● STATED PROBLEM
Extract the whole listing as it stands. Do not include the pictures.

● PROVIDED INFORMATION
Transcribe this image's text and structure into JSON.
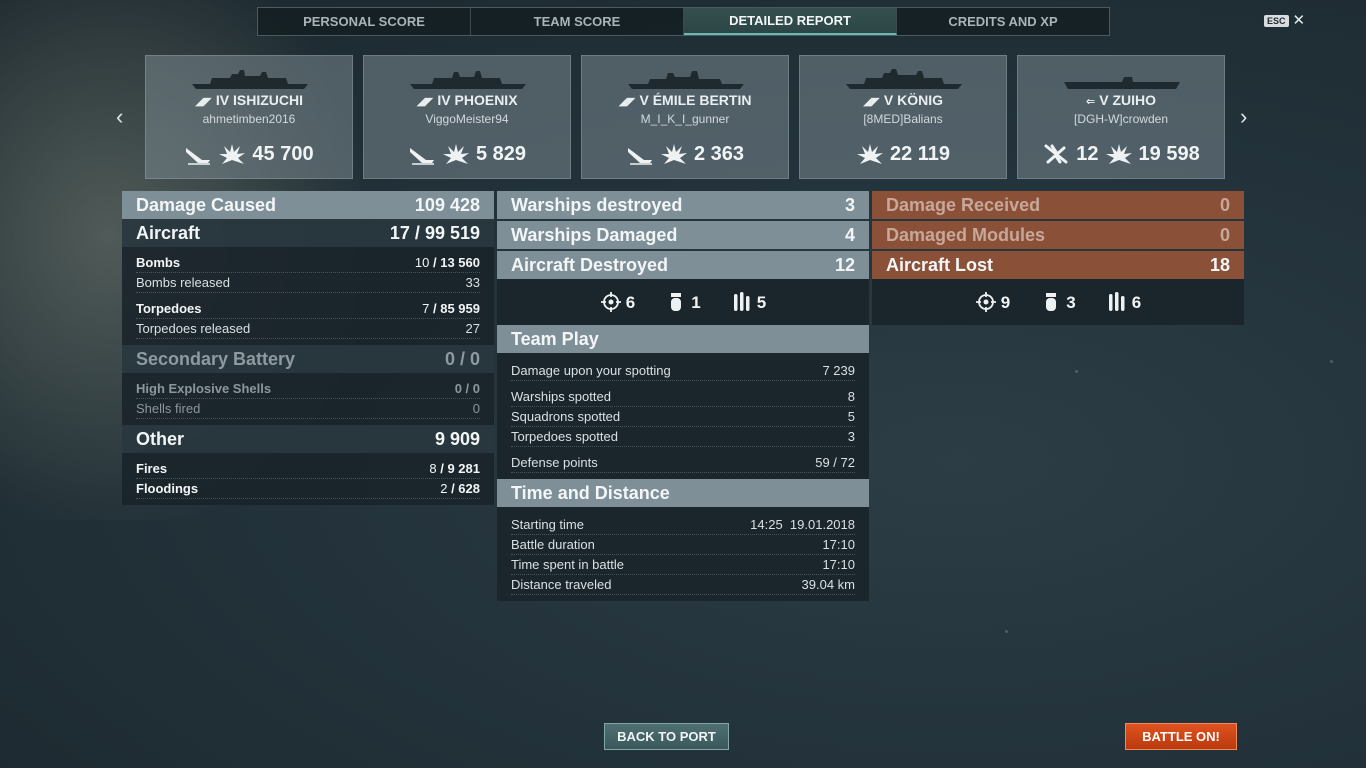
{
  "tabs": [
    {
      "label": "PERSONAL SCORE"
    },
    {
      "label": "TEAM SCORE"
    },
    {
      "label": "DETAILED REPORT"
    },
    {
      "label": "CREDITS AND XP"
    }
  ],
  "esc": {
    "key": "ESC",
    "close": "✕"
  },
  "nav": {
    "prev": "‹",
    "next": "›"
  },
  "ships": [
    {
      "tier": "IV",
      "name": "ISHIZUCHI",
      "player": "ahmetimben2016",
      "icon1": "sunk-ship-icon",
      "damage": "45 700"
    },
    {
      "tier": "IV",
      "name": "PHOENIX",
      "player": "ViggoMeister94",
      "icon1": "sunk-ship-icon",
      "damage": "5 829"
    },
    {
      "tier": "V",
      "name": "ÉMILE BERTIN",
      "player": "M_I_K_I_gunner",
      "icon1": "sunk-ship-icon",
      "damage": "2 363"
    },
    {
      "tier": "V",
      "name": "KÖNIG",
      "player": "[8MED]Balians",
      "icon1": "",
      "damage": "22 119"
    },
    {
      "tier": "V",
      "name": "ZUIHO",
      "player": "[DGH-W]crowden",
      "planes": "12",
      "damage": "19 598"
    }
  ],
  "damage_caused": {
    "title": "Damage Caused",
    "value": "109 428",
    "aircraft": {
      "label": "Aircraft",
      "hits": "17",
      "value": "99 519"
    },
    "bombs": {
      "label": "Bombs",
      "hits": "10",
      "value": "13 560"
    },
    "bombs_released": {
      "label": "Bombs released",
      "value": "33"
    },
    "torpedoes": {
      "label": "Torpedoes",
      "hits": "7",
      "value": "85 959"
    },
    "torpedoes_released": {
      "label": "Torpedoes released",
      "value": "27"
    },
    "secondary": {
      "label": "Secondary Battery",
      "value": "0 / 0"
    },
    "he_shells": {
      "label": "High Explosive Shells",
      "value": "0 / 0"
    },
    "shells_fired": {
      "label": "Shells fired",
      "value": "0"
    },
    "other": {
      "label": "Other",
      "value": "9 909"
    },
    "fires": {
      "label": "Fires",
      "hits": "8",
      "value": "9 281"
    },
    "floodings": {
      "label": "Floodings",
      "hits": "2",
      "value": "628"
    }
  },
  "kills": {
    "warships_destroyed": {
      "label": "Warships destroyed",
      "value": "3"
    },
    "warships_damaged": {
      "label": "Warships Damaged",
      "value": "4"
    },
    "aircraft_destroyed": {
      "label": "Aircraft Destroyed",
      "value": "12"
    },
    "ammo": [
      {
        "icon": "fighter-target-icon",
        "value": "6"
      },
      {
        "icon": "bomb-icon",
        "value": "1"
      },
      {
        "icon": "torpedo-icon",
        "value": "5"
      }
    ]
  },
  "team_play": {
    "title": "Team Play",
    "damage_spotting": {
      "label": "Damage upon your spotting",
      "value": "7 239"
    },
    "warships_spotted": {
      "label": "Warships spotted",
      "value": "8"
    },
    "squadrons_spotted": {
      "label": "Squadrons spotted",
      "value": "5"
    },
    "torpedoes_spotted": {
      "label": "Torpedoes spotted",
      "value": "3"
    },
    "defense_points": {
      "label": "Defense points",
      "value": "59 / 72"
    }
  },
  "time_distance": {
    "title": "Time and Distance",
    "starting_time": {
      "label": "Starting time",
      "value": "14:25  19.01.2018"
    },
    "battle_duration": {
      "label": "Battle duration",
      "value": "17:10"
    },
    "time_in_battle": {
      "label": "Time spent in battle",
      "value": "17:10"
    },
    "distance": {
      "label": "Distance traveled",
      "value": "39.04 km"
    }
  },
  "received": {
    "damage_received": {
      "label": "Damage Received",
      "value": "0"
    },
    "damaged_modules": {
      "label": "Damaged Modules",
      "value": "0"
    },
    "aircraft_lost": {
      "label": "Aircraft Lost",
      "value": "18"
    },
    "ammo": [
      {
        "icon": "fighter-target-icon",
        "value": "9"
      },
      {
        "icon": "bomb-icon",
        "value": "3"
      },
      {
        "icon": "torpedo-icon",
        "value": "6"
      }
    ]
  },
  "buttons": {
    "back_to_port": "BACK TO PORT",
    "battle_on": "BATTLE ON!"
  },
  "colors": {
    "accent_teal": "#6fb7b3",
    "battle_orange": "#d4461a",
    "received_brown": "#8a5138"
  }
}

● SOLUTION TO THIS TASK
Transcribe this image's text and structure into JSON.
{
  "tabs": [
    {
      "label": "PERSONAL SCORE"
    },
    {
      "label": "TEAM SCORE"
    },
    {
      "label": "DETAILED REPORT"
    },
    {
      "label": "CREDITS AND XP"
    }
  ],
  "esc": {
    "key": "ESC",
    "close": "✕"
  },
  "nav": {
    "prev": "‹",
    "next": "›"
  },
  "ships": [
    {
      "tier": "IV",
      "name": "ISHIZUCHI",
      "player": "ahmetimben2016",
      "icon1": "sunk-ship-icon",
      "damage": "45 700"
    },
    {
      "tier": "IV",
      "name": "PHOENIX",
      "player": "ViggoMeister94",
      "icon1": "sunk-ship-icon",
      "damage": "5 829"
    },
    {
      "tier": "V",
      "name": "ÉMILE BERTIN",
      "player": "M_I_K_I_gunner",
      "icon1": "sunk-ship-icon",
      "damage": "2 363"
    },
    {
      "tier": "V",
      "name": "KÖNIG",
      "player": "[8MED]Balians",
      "icon1": "",
      "damage": "22 119"
    },
    {
      "tier": "V",
      "name": "ZUIHO",
      "player": "[DGH-W]crowden",
      "planes": "12",
      "damage": "19 598"
    }
  ],
  "damage_caused": {
    "title": "Damage Caused",
    "value": "109 428",
    "aircraft": {
      "label": "Aircraft",
      "hits": "17",
      "value": "99 519"
    },
    "bombs": {
      "label": "Bombs",
      "hits": "10",
      "value": "13 560"
    },
    "bombs_released": {
      "label": "Bombs released",
      "value": "33"
    },
    "torpedoes": {
      "label": "Torpedoes",
      "hits": "7",
      "value": "85 959"
    },
    "torpedoes_released": {
      "label": "Torpedoes released",
      "value": "27"
    },
    "secondary": {
      "label": "Secondary Battery",
      "value": "0 / 0"
    },
    "he_shells": {
      "label": "High Explosive Shells",
      "value": "0 / 0"
    },
    "shells_fired": {
      "label": "Shells fired",
      "value": "0"
    },
    "other": {
      "label": "Other",
      "value": "9 909"
    },
    "fires": {
      "label": "Fires",
      "hits": "8",
      "value": "9 281"
    },
    "floodings": {
      "label": "Floodings",
      "hits": "2",
      "value": "628"
    }
  },
  "kills": {
    "warships_destroyed": {
      "label": "Warships destroyed",
      "value": "3"
    },
    "warships_damaged": {
      "label": "Warships Damaged",
      "value": "4"
    },
    "aircraft_destroyed": {
      "label": "Aircraft Destroyed",
      "value": "12"
    },
    "ammo": [
      {
        "icon": "fighter-target-icon",
        "value": "6"
      },
      {
        "icon": "bomb-icon",
        "value": "1"
      },
      {
        "icon": "torpedo-icon",
        "value": "5"
      }
    ]
  },
  "team_play": {
    "title": "Team Play",
    "damage_spotting": {
      "label": "Damage upon your spotting",
      "value": "7 239"
    },
    "warships_spotted": {
      "label": "Warships spotted",
      "value": "8"
    },
    "squadrons_spotted": {
      "label": "Squadrons spotted",
      "value": "5"
    },
    "torpedoes_spotted": {
      "label": "Torpedoes spotted",
      "value": "3"
    },
    "defense_points": {
      "label": "Defense points",
      "value": "59 / 72"
    }
  },
  "time_distance": {
    "title": "Time and Distance",
    "starting_time": {
      "label": "Starting time",
      "value": "14:25  19.01.2018"
    },
    "battle_duration": {
      "label": "Battle duration",
      "value": "17:10"
    },
    "time_in_battle": {
      "label": "Time spent in battle",
      "value": "17:10"
    },
    "distance": {
      "label": "Distance traveled",
      "value": "39.04 km"
    }
  },
  "received": {
    "damage_received": {
      "label": "Damage Received",
      "value": "0"
    },
    "damaged_modules": {
      "label": "Damaged Modules",
      "value": "0"
    },
    "aircraft_lost": {
      "label": "Aircraft Lost",
      "value": "18"
    },
    "ammo": [
      {
        "icon": "fighter-target-icon",
        "value": "9"
      },
      {
        "icon": "bomb-icon",
        "value": "3"
      },
      {
        "icon": "torpedo-icon",
        "value": "6"
      }
    ]
  },
  "buttons": {
    "back_to_port": "BACK TO PORT",
    "battle_on": "BATTLE ON!"
  },
  "colors": {
    "accent_teal": "#6fb7b3",
    "battle_orange": "#d4461a",
    "received_brown": "#8a5138"
  }
}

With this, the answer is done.